## Short exercise
Give the records back in full, exactly as they read.

## Figure content listings
-- Begin --
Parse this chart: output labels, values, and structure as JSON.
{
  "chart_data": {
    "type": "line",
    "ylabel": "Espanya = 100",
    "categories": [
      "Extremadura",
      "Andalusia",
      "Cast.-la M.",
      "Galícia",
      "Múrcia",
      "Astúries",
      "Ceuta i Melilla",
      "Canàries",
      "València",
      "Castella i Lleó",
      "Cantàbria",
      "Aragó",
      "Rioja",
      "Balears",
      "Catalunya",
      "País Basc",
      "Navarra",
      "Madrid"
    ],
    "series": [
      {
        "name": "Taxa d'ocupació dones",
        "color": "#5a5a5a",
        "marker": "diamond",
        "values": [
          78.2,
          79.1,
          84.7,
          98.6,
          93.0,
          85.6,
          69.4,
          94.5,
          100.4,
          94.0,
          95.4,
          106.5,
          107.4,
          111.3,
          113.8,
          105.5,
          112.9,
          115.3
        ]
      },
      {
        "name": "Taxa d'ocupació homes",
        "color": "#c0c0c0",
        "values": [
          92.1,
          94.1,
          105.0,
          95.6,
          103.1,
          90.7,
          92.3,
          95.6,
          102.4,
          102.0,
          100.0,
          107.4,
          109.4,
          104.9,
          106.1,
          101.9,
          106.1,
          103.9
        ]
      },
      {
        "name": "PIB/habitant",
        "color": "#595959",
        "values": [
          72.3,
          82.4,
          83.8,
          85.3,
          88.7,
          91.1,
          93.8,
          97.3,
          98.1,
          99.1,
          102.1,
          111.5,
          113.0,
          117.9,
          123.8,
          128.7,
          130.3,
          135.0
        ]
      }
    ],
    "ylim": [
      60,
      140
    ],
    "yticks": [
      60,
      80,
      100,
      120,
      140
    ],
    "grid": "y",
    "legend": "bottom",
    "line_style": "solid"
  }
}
-- End --
## Exercise result
Parse this chart: output labels, values, and structure as JSON.
{
  "chart_data": {
    "type": "line",
    "ylabel": "Espanya = 100",
    "categories": [
      "Extremadura",
      "Andalusia",
      "Cast.-la M.",
      "Galícia",
      "Múrcia",
      "Astúries",
      "Ceuta i Melilla",
      "Canàries",
      "València",
      "Castella i Lleó",
      "Cantàbria",
      "Aragó",
      "Rioja",
      "Balears",
      "Catalunya",
      "País Basc",
      "Navarra",
      "Madrid"
    ],
    "series": [
      {
        "name": "Taxa d'ocupació dones",
        "color": "#5a5a5a",
        "marker": "diamond",
        "values": [
          78.2,
          79.1,
          84.7,
          98.6,
          93.0,
          85.6,
          69.4,
          94.5,
          100.4,
          94.0,
          95.4,
          106.5,
          107.4,
          111.3,
          113.8,
          105.5,
          112.9,
          115.3
        ]
      },
      {
        "name": "Taxa d'ocupació homes",
        "color": "#c0c0c0",
        "values": [
          92.1,
          94.1,
          105.0,
          95.6,
          103.1,
          90.7,
          92.3,
          95.6,
          102.4,
          102.0,
          100.0,
          107.4,
          109.4,
          104.9,
          106.1,
          101.9,
          106.1,
          103.9
        ]
      },
      {
        "name": "PIB/habitant",
        "color": "#595959",
        "values": [
          72.3,
          82.4,
          83.8,
          85.3,
          88.7,
          91.1,
          93.8,
          97.3,
          98.1,
          99.1,
          102.1,
          111.5,
          113.0,
          117.9,
          123.8,
          128.7,
          130.3,
          135.0
        ]
      }
    ],
    "ylim": [
      60,
      140
    ],
    "yticks": [
      60,
      80,
      100,
      120,
      140
    ],
    "grid": "y",
    "legend": "bottom",
    "line_style": "solid"
  }
}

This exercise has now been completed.